>> BEGIN EXTRACTED ENTRIES

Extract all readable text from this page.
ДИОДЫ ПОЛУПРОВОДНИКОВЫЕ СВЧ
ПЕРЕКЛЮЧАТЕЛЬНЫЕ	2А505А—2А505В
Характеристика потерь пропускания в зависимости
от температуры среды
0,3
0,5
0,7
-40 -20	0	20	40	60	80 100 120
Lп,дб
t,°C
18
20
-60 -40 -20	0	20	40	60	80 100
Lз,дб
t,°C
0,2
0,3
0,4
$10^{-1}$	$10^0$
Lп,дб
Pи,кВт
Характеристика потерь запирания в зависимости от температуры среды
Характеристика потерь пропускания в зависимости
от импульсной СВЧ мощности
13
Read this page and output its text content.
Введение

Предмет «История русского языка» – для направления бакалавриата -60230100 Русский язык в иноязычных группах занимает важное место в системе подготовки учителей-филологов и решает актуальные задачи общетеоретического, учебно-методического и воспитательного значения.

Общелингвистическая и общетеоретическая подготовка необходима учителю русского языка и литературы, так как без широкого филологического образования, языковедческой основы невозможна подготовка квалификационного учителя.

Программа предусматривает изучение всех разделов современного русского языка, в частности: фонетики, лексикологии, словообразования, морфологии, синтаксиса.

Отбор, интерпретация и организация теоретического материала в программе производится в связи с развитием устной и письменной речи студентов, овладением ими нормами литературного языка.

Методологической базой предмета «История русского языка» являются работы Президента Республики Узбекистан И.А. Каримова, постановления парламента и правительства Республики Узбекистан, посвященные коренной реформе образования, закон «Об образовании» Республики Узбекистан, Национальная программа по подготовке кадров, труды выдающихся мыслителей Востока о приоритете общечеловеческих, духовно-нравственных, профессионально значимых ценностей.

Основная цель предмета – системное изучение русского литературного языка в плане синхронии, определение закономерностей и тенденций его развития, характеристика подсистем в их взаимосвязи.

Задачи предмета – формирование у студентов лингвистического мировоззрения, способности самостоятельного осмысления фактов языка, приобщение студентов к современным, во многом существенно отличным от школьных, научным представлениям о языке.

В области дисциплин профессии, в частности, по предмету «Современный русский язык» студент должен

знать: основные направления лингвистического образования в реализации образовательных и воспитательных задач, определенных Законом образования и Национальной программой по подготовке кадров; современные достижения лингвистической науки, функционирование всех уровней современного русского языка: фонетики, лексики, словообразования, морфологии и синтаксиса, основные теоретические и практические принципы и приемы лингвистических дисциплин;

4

>> END EXTRACTED ENTRIES

▸ WHAT YOU SHOULD DO
Every line above needs to be retyped exactly.

▸ EXERCISE OUTPUT
Extract all readable text from this page.
ДИОДЫ ПОЛУПРОВОДНИКОВЫЕ СВЧ
ПЕРЕКЛЮЧАТЕЛЬНЫЕ	2А505А—2А505В
Характеристика потерь пропускания в зависимости
от температуры среды
0,3
0,5
0,7
-40 -20	0	20	40	60	80 100 120
Lп,дб
t,°C
18
20
-60 -40 -20	0	20	40	60	80 100
Lз,дб
t,°C
0,2
0,3
0,4
$10^{-1}$	$10^0$
Lп,дб
Pи,кВт
Характеристика потерь запирания в зависимости от температуры среды
Характеристика потерь пропускания в зависимости
от импульсной СВЧ мощности
13
Read this page and output its text content.
Введение

Предмет «История русского языка» – для направления бакалавриата -60230100 Русский язык в иноязычных группах занимает важное место в системе подготовки учителей-филологов и решает актуальные задачи общетеоретического, учебно-методического и воспитательного значения.

Общелингвистическая и общетеоретическая подготовка необходима учителю русского языка и литературы, так как без широкого филологического образования, языковедческой основы невозможна подготовка квалификационного учителя.

Программа предусматривает изучение всех разделов современного русского языка, в частности: фонетики, лексикологии, словообразования, морфологии, синтаксиса.

Отбор, интерпретация и организация теоретического материала в программе производится в связи с развитием устной и письменной речи студентов, овладением ими нормами литературного языка.

Методологической базой предмета «История русского языка» являются работы Президента Республики Узбекистан И.А. Каримова, постановления парламента и правительства Республики Узбекистан, посвященные коренной реформе образования, закон «Об образовании» Республики Узбекистан, Национальная программа по подготовке кадров, труды выдающихся мыслителей Востока о приоритете общечеловеческих, духовно-нравственных, профессионально значимых ценностей.

Основная цель предмета – системное изучение русского литературного языка в плане синхронии, определение закономерностей и тенденций его развития, характеристика подсистем в их взаимосвязи.

Задачи предмета – формирование у студентов лингвистического мировоззрения, способности самостоятельного осмысления фактов языка, приобщение студентов к современным, во многом существенно отличным от школьных, научным представлениям о языке.

В области дисциплин профессии, в частности, по предмету «Современный русский язык» студент должен

знать: основные направления лингвистического образования в реализации образовательных и воспитательных задач, определенных Законом образования и Национальной программой по подготовке кадров; современные достижения лингвистической науки, функционирование всех уровней современного русского языка: фонетики, лексики, словообразования, морфологии и синтаксиса, основные теоретические и практические принципы и приемы лингвистических дисциплин;

4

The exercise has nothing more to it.